■ **What the task asks**
Repeat every record below exactly, omitting any pictures.

━━━━━ Record excerpts ━━━━━

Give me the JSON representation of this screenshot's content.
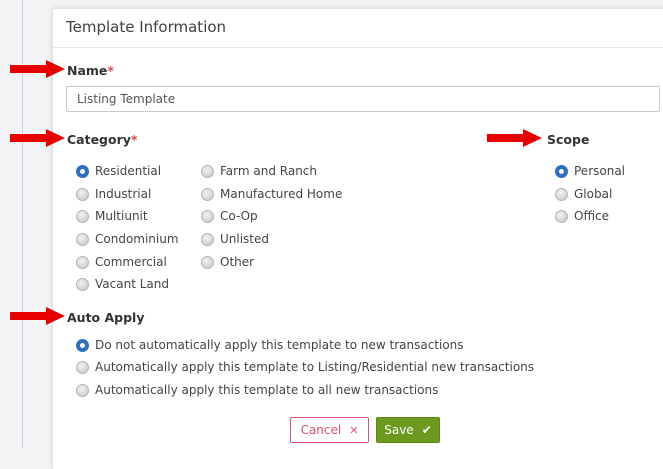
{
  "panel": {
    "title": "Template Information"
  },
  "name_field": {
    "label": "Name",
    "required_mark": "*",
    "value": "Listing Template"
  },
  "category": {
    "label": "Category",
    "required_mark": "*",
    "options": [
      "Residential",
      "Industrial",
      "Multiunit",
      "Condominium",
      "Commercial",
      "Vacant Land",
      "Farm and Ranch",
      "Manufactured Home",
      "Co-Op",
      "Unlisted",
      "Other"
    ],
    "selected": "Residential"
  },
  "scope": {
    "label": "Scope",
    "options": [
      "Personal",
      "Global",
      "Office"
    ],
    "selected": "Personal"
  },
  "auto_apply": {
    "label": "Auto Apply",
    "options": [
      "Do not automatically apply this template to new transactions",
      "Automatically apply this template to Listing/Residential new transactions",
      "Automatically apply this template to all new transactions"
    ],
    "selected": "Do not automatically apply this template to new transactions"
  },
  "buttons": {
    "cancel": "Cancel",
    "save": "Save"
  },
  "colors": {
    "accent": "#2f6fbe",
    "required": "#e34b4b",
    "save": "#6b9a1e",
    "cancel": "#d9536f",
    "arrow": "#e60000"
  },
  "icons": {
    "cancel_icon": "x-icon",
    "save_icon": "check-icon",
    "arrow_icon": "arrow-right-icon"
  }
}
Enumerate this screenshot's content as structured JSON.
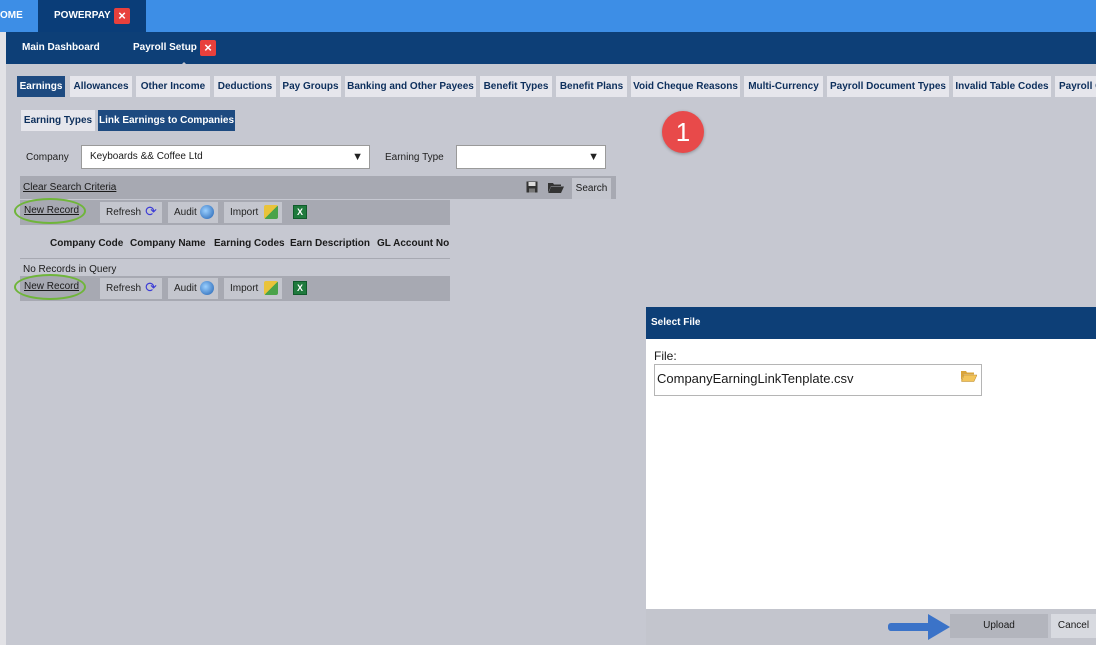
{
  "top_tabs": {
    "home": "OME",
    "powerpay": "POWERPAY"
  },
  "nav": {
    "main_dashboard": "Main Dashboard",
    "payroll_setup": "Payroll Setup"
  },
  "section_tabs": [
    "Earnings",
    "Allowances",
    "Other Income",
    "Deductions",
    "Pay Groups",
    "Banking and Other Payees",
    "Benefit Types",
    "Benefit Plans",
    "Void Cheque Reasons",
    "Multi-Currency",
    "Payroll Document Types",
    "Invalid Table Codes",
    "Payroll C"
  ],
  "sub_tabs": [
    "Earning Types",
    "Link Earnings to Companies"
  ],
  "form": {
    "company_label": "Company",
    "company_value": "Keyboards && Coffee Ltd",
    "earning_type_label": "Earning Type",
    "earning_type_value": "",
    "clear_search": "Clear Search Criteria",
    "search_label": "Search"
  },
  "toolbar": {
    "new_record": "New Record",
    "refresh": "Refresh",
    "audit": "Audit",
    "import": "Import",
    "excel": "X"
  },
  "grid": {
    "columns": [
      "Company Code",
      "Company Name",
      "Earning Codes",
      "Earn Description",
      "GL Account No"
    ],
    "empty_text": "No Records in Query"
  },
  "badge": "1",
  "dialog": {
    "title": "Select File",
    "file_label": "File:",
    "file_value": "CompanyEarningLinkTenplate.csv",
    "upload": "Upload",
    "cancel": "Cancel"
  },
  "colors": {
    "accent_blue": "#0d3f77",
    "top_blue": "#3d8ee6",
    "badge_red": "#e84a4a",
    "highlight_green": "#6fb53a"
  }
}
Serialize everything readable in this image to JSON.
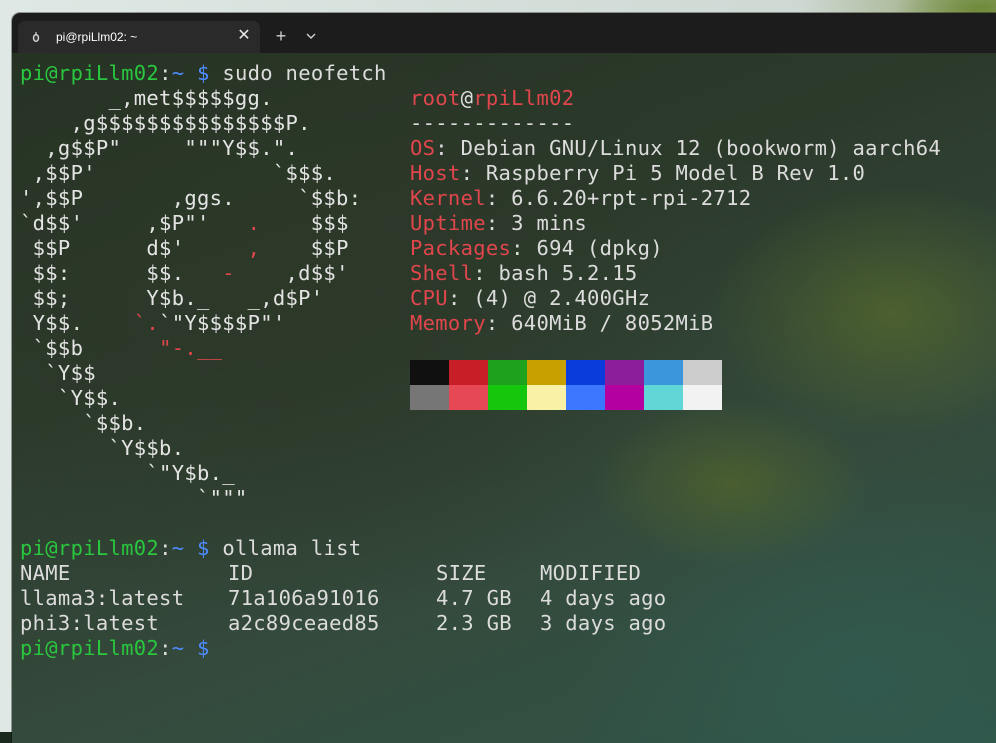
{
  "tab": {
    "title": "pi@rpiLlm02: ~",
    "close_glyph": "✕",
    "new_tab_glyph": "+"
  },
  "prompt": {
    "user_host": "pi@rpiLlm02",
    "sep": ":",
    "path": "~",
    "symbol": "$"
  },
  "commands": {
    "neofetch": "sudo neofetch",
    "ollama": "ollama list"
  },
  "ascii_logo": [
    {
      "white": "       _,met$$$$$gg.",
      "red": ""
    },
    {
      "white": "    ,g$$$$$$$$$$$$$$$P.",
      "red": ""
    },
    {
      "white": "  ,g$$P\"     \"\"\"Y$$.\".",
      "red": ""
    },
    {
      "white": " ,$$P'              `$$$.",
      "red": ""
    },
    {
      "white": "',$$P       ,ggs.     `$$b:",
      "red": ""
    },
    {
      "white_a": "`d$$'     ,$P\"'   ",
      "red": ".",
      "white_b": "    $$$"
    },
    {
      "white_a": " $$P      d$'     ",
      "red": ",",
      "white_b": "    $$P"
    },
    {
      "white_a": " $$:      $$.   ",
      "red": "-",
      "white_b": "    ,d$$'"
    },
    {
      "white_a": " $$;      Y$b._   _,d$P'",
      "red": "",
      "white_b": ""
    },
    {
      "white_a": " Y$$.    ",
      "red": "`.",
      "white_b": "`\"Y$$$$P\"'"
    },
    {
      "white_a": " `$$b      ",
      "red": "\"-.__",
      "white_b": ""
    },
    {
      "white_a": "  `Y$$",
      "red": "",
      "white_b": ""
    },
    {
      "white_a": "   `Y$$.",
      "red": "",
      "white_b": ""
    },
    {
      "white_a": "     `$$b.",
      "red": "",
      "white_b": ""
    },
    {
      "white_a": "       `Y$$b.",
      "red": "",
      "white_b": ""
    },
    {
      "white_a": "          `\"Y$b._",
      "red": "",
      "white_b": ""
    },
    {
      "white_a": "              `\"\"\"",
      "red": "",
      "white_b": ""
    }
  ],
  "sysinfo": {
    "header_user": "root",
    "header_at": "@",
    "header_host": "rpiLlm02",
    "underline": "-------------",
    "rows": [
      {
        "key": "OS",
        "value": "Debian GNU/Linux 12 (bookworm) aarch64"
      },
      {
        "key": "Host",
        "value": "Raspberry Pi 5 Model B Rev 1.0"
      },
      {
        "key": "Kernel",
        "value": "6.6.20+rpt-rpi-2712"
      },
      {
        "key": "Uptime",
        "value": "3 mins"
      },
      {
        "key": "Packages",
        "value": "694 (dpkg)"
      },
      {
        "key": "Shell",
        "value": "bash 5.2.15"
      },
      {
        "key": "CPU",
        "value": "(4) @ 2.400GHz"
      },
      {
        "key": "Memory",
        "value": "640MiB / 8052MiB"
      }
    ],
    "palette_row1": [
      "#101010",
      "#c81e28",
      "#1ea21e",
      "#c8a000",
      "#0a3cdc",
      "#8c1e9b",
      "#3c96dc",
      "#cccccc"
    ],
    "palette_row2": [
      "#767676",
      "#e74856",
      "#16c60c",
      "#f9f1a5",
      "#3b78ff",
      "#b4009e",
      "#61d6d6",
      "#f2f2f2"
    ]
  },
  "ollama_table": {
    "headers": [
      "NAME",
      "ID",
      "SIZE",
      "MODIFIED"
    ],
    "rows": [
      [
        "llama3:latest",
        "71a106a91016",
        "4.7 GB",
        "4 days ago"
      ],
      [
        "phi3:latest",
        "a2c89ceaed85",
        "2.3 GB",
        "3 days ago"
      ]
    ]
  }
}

━━━━━

■ **Full solution**
Give me the JSON representation of this screenshot's content.
{
  "panel": {
    "title": "Template Information"
  },
  "name_field": {
    "label": "Name",
    "required_mark": "*",
    "value": "Listing Template"
  },
  "category": {
    "label": "Category",
    "required_mark": "*",
    "options": [
      "Residential",
      "Industrial",
      "Multiunit",
      "Condominium",
      "Commercial",
      "Vacant Land",
      "Farm and Ranch",
      "Manufactured Home",
      "Co-Op",
      "Unlisted",
      "Other"
    ],
    "selected": "Residential"
  },
  "scope": {
    "label": "Scope",
    "options": [
      "Personal",
      "Global",
      "Office"
    ],
    "selected": "Personal"
  },
  "auto_apply": {
    "label": "Auto Apply",
    "options": [
      "Do not automatically apply this template to new transactions",
      "Automatically apply this template to Listing/Residential new transactions",
      "Automatically apply this template to all new transactions"
    ],
    "selected": "Do not automatically apply this template to new transactions"
  },
  "buttons": {
    "cancel": "Cancel",
    "save": "Save"
  },
  "colors": {
    "accent": "#2f6fbe",
    "required": "#e34b4b",
    "save": "#6b9a1e",
    "cancel": "#d9536f",
    "arrow": "#e60000"
  },
  "icons": {
    "cancel_icon": "x-icon",
    "save_icon": "check-icon",
    "arrow_icon": "arrow-right-icon"
  }
}
Enumerate this screenshot's content as structured JSON.
{
  "top_tabs": {
    "home": "OME",
    "powerpay": "POWERPAY"
  },
  "nav": {
    "main_dashboard": "Main Dashboard",
    "payroll_setup": "Payroll Setup"
  },
  "section_tabs": [
    "Earnings",
    "Allowances",
    "Other Income",
    "Deductions",
    "Pay Groups",
    "Banking and Other Payees",
    "Benefit Types",
    "Benefit Plans",
    "Void Cheque Reasons",
    "Multi-Currency",
    "Payroll Document Types",
    "Invalid Table Codes",
    "Payroll C"
  ],
  "sub_tabs": [
    "Earning Types",
    "Link Earnings to Companies"
  ],
  "form": {
    "company_label": "Company",
    "company_value": "Keyboards && Coffee Ltd",
    "earning_type_label": "Earning Type",
    "earning_type_value": "",
    "clear_search": "Clear Search Criteria",
    "search_label": "Search"
  },
  "toolbar": {
    "new_record": "New Record",
    "refresh": "Refresh",
    "audit": "Audit",
    "import": "Import",
    "excel": "X"
  },
  "grid": {
    "columns": [
      "Company Code",
      "Company Name",
      "Earning Codes",
      "Earn Description",
      "GL Account No"
    ],
    "empty_text": "No Records in Query"
  },
  "badge": "1",
  "dialog": {
    "title": "Select File",
    "file_label": "File:",
    "file_value": "CompanyEarningLinkTenplate.csv",
    "upload": "Upload",
    "cancel": "Cancel"
  },
  "colors": {
    "accent_blue": "#0d3f77",
    "top_blue": "#3d8ee6",
    "badge_red": "#e84a4a",
    "highlight_green": "#6fb53a"
  }
}
Serialize everything readable in this image to JSON.
{
  "tab": {
    "title": "pi@rpiLlm02: ~",
    "close_glyph": "✕",
    "new_tab_glyph": "+"
  },
  "prompt": {
    "user_host": "pi@rpiLlm02",
    "sep": ":",
    "path": "~",
    "symbol": "$"
  },
  "commands": {
    "neofetch": "sudo neofetch",
    "ollama": "ollama list"
  },
  "ascii_logo": [
    {
      "white": "       _,met$$$$$gg.",
      "red": ""
    },
    {
      "white": "    ,g$$$$$$$$$$$$$$$P.",
      "red": ""
    },
    {
      "white": "  ,g$$P\"     \"\"\"Y$$.\".",
      "red": ""
    },
    {
      "white": " ,$$P'              `$$$.",
      "red": ""
    },
    {
      "white": "',$$P       ,ggs.     `$$b:",
      "red": ""
    },
    {
      "white_a": "`d$$'     ,$P\"'   ",
      "red": ".",
      "white_b": "    $$$"
    },
    {
      "white_a": " $$P      d$'     ",
      "red": ",",
      "white_b": "    $$P"
    },
    {
      "white_a": " $$:      $$.   ",
      "red": "-",
      "white_b": "    ,d$$'"
    },
    {
      "white_a": " $$;      Y$b._   _,d$P'",
      "red": "",
      "white_b": ""
    },
    {
      "white_a": " Y$$.    ",
      "red": "`.",
      "white_b": "`\"Y$$$$P\"'"
    },
    {
      "white_a": " `$$b      ",
      "red": "\"-.__",
      "white_b": ""
    },
    {
      "white_a": "  `Y$$",
      "red": "",
      "white_b": ""
    },
    {
      "white_a": "   `Y$$.",
      "red": "",
      "white_b": ""
    },
    {
      "white_a": "     `$$b.",
      "red": "",
      "white_b": ""
    },
    {
      "white_a": "       `Y$$b.",
      "red": "",
      "white_b": ""
    },
    {
      "white_a": "          `\"Y$b._",
      "red": "",
      "white_b": ""
    },
    {
      "white_a": "              `\"\"\"",
      "red": "",
      "white_b": ""
    }
  ],
  "sysinfo": {
    "header_user": "root",
    "header_at": "@",
    "header_host": "rpiLlm02",
    "underline": "-------------",
    "rows": [
      {
        "key": "OS",
        "value": "Debian GNU/Linux 12 (bookworm) aarch64"
      },
      {
        "key": "Host",
        "value": "Raspberry Pi 5 Model B Rev 1.0"
      },
      {
        "key": "Kernel",
        "value": "6.6.20+rpt-rpi-2712"
      },
      {
        "key": "Uptime",
        "value": "3 mins"
      },
      {
        "key": "Packages",
        "value": "694 (dpkg)"
      },
      {
        "key": "Shell",
        "value": "bash 5.2.15"
      },
      {
        "key": "CPU",
        "value": "(4) @ 2.400GHz"
      },
      {
        "key": "Memory",
        "value": "640MiB / 8052MiB"
      }
    ],
    "palette_row1": [
      "#101010",
      "#c81e28",
      "#1ea21e",
      "#c8a000",
      "#0a3cdc",
      "#8c1e9b",
      "#3c96dc",
      "#cccccc"
    ],
    "palette_row2": [
      "#767676",
      "#e74856",
      "#16c60c",
      "#f9f1a5",
      "#3b78ff",
      "#b4009e",
      "#61d6d6",
      "#f2f2f2"
    ]
  },
  "ollama_table": {
    "headers": [
      "NAME",
      "ID",
      "SIZE",
      "MODIFIED"
    ],
    "rows": [
      [
        "llama3:latest",
        "71a106a91016",
        "4.7 GB",
        "4 days ago"
      ],
      [
        "phi3:latest",
        "a2c89ceaed85",
        "2.3 GB",
        "3 days ago"
      ]
    ]
  }
}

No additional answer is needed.